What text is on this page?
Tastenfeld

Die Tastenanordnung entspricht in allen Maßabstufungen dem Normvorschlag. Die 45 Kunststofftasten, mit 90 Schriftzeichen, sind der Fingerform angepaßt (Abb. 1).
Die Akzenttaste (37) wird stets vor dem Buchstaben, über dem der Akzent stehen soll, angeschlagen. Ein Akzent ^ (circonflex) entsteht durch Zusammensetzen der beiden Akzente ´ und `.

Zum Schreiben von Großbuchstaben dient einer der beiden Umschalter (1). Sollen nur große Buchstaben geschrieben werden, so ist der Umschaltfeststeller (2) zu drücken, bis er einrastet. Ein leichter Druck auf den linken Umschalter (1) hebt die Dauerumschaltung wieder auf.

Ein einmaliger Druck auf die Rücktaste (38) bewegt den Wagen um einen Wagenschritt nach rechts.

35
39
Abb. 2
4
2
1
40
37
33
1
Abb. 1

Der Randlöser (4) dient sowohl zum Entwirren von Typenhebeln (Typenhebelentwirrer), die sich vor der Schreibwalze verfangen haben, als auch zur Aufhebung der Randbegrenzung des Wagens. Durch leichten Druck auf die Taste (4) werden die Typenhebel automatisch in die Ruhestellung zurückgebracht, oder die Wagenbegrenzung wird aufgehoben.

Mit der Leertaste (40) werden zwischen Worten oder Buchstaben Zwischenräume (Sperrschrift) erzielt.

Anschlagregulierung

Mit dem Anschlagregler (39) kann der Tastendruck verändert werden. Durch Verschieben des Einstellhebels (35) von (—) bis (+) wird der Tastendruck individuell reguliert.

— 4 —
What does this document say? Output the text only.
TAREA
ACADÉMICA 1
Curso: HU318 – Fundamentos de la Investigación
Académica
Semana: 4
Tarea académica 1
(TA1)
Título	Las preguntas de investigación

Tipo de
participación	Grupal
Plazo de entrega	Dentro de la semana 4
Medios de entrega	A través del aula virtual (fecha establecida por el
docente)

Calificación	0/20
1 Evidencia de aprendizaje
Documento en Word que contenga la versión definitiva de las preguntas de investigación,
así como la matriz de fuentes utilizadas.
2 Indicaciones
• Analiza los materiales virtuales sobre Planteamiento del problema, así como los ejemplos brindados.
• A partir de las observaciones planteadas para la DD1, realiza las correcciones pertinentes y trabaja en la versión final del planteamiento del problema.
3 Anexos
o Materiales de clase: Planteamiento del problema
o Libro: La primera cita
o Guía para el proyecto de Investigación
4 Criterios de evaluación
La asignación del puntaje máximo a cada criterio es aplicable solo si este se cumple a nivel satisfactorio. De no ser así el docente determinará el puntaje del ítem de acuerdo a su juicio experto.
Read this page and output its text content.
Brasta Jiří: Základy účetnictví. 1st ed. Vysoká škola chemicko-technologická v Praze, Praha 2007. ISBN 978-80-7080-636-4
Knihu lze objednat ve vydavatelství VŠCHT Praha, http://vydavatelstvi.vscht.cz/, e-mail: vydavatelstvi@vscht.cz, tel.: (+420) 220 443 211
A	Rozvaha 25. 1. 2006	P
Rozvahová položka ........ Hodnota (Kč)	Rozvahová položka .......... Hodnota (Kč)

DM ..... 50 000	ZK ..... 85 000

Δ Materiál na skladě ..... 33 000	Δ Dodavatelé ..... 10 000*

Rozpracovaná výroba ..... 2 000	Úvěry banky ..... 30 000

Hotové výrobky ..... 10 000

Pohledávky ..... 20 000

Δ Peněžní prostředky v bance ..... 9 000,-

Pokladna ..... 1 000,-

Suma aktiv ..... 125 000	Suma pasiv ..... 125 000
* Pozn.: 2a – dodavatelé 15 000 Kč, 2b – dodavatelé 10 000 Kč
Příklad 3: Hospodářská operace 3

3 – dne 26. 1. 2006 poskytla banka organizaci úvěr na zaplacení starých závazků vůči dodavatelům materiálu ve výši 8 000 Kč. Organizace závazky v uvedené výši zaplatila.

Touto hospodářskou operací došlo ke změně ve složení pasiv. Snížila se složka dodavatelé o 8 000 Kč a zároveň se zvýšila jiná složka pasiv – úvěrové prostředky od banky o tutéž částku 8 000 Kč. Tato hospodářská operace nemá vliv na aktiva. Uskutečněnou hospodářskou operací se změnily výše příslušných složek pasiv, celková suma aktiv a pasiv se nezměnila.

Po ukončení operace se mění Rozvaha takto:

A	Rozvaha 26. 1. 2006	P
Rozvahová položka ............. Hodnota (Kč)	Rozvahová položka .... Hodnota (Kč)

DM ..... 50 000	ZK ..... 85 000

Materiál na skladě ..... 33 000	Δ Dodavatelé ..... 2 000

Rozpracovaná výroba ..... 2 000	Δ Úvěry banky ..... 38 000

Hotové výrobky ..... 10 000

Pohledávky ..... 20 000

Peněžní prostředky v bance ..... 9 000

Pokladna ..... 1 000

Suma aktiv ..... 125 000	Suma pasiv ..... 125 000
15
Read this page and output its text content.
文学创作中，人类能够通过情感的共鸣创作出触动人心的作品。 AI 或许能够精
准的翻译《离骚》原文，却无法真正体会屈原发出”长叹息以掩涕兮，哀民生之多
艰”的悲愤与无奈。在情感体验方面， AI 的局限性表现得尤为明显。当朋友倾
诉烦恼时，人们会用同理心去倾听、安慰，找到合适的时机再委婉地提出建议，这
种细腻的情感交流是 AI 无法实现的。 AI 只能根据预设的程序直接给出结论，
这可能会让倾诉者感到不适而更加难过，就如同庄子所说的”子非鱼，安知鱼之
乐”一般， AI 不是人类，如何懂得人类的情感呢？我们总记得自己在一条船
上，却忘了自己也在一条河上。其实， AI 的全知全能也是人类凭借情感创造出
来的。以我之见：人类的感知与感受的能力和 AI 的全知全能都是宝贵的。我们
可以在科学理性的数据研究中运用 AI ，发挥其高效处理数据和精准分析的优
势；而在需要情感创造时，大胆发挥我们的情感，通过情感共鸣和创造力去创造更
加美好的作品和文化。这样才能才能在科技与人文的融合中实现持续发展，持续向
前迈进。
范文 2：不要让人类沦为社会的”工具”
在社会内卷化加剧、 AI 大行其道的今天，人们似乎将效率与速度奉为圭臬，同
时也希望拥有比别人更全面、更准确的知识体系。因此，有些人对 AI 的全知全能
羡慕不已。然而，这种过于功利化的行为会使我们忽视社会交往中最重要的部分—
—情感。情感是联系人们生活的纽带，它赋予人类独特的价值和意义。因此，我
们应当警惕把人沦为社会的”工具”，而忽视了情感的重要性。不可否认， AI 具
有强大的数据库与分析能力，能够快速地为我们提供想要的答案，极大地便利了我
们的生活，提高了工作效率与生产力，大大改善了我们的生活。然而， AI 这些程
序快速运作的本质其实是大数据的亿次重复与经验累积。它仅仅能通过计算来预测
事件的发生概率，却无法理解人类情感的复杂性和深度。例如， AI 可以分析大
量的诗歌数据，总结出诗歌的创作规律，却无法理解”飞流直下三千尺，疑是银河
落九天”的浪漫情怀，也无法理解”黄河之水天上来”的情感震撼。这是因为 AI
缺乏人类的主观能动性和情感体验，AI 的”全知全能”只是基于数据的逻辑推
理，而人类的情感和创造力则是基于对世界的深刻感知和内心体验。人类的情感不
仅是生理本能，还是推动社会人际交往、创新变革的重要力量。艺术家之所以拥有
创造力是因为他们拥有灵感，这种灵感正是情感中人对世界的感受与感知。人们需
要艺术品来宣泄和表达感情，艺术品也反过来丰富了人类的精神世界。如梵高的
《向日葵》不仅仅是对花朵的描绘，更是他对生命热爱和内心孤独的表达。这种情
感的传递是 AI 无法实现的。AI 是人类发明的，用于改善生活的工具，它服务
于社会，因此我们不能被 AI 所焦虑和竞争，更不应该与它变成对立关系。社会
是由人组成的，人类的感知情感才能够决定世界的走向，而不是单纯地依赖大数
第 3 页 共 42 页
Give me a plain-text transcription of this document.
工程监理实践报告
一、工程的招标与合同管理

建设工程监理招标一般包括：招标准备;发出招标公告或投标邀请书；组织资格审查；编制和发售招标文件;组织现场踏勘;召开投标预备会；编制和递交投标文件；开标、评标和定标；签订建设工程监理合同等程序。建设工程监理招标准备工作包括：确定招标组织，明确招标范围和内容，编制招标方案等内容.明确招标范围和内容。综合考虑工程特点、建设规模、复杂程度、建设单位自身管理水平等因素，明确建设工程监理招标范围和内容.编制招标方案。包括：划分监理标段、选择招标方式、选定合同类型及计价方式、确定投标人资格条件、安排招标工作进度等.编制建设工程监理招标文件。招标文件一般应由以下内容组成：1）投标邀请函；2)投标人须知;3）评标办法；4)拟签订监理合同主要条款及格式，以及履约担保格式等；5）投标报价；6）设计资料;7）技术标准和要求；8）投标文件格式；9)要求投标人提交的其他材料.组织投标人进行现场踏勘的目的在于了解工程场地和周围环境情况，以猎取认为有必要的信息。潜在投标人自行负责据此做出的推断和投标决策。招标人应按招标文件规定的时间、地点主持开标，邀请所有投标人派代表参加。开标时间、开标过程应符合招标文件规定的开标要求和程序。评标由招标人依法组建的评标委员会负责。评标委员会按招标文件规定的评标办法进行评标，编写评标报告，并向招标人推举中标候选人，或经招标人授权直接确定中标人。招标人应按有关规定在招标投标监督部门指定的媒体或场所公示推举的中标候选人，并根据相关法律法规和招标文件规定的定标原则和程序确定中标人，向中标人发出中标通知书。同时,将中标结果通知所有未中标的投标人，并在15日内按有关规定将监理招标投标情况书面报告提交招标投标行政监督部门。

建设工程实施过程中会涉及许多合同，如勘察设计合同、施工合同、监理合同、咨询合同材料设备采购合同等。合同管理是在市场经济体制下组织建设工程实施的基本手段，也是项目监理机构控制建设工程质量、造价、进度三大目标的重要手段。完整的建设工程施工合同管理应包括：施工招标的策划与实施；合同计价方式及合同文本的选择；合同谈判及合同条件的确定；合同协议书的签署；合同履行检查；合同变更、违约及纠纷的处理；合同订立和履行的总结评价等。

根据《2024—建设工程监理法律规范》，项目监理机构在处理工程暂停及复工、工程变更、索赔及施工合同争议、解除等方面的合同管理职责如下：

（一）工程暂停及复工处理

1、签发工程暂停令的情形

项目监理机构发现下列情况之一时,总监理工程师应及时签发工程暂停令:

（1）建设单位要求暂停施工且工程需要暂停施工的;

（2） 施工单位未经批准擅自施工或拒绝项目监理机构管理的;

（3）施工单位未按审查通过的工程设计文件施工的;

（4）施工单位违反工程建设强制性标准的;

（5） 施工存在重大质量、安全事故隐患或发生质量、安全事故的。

*What needs to be done:*
Give back exactly the lines that run from the line with "Give me a plain-text" through the close of the material, counting both ends, and nothing more.

*Answer to the exercise:*
Give me a plain-text transcription of this document.
工程监理实践报告
一、工程的招标与合同管理

建设工程监理招标一般包括：招标准备;发出招标公告或投标邀请书；组织资格审查；编制和发售招标文件;组织现场踏勘;召开投标预备会；编制和递交投标文件；开标、评标和定标；签订建设工程监理合同等程序。建设工程监理招标准备工作包括：确定招标组织，明确招标范围和内容，编制招标方案等内容.明确招标范围和内容。综合考虑工程特点、建设规模、复杂程度、建设单位自身管理水平等因素，明确建设工程监理招标范围和内容.编制招标方案。包括：划分监理标段、选择招标方式、选定合同类型及计价方式、确定投标人资格条件、安排招标工作进度等.编制建设工程监理招标文件。招标文件一般应由以下内容组成：1）投标邀请函；2)投标人须知;3）评标办法；4)拟签订监理合同主要条款及格式，以及履约担保格式等；5）投标报价；6）设计资料;7）技术标准和要求；8）投标文件格式；9)要求投标人提交的其他材料.组织投标人进行现场踏勘的目的在于了解工程场地和周围环境情况，以猎取认为有必要的信息。潜在投标人自行负责据此做出的推断和投标决策。招标人应按招标文件规定的时间、地点主持开标，邀请所有投标人派代表参加。开标时间、开标过程应符合招标文件规定的开标要求和程序。评标由招标人依法组建的评标委员会负责。评标委员会按招标文件规定的评标办法进行评标，编写评标报告，并向招标人推举中标候选人，或经招标人授权直接确定中标人。招标人应按有关规定在招标投标监督部门指定的媒体或场所公示推举的中标候选人，并根据相关法律法规和招标文件规定的定标原则和程序确定中标人，向中标人发出中标通知书。同时,将中标结果通知所有未中标的投标人，并在15日内按有关规定将监理招标投标情况书面报告提交招标投标行政监督部门。

建设工程实施过程中会涉及许多合同，如勘察设计合同、施工合同、监理合同、咨询合同材料设备采购合同等。合同管理是在市场经济体制下组织建设工程实施的基本手段，也是项目监理机构控制建设工程质量、造价、进度三大目标的重要手段。完整的建设工程施工合同管理应包括：施工招标的策划与实施；合同计价方式及合同文本的选择；合同谈判及合同条件的确定；合同协议书的签署；合同履行检查；合同变更、违约及纠纷的处理；合同订立和履行的总结评价等。

根据《2024—建设工程监理法律规范》，项目监理机构在处理工程暂停及复工、工程变更、索赔及施工合同争议、解除等方面的合同管理职责如下：

（一）工程暂停及复工处理

1、签发工程暂停令的情形

项目监理机构发现下列情况之一时,总监理工程师应及时签发工程暂停令:

（1）建设单位要求暂停施工且工程需要暂停施工的;

（2） 施工单位未经批准擅自施工或拒绝项目监理机构管理的;

（3）施工单位未按审查通过的工程设计文件施工的;

（4）施工单位违反工程建设强制性标准的;

（5） 施工存在重大质量、安全事故隐患或发生质量、安全事故的。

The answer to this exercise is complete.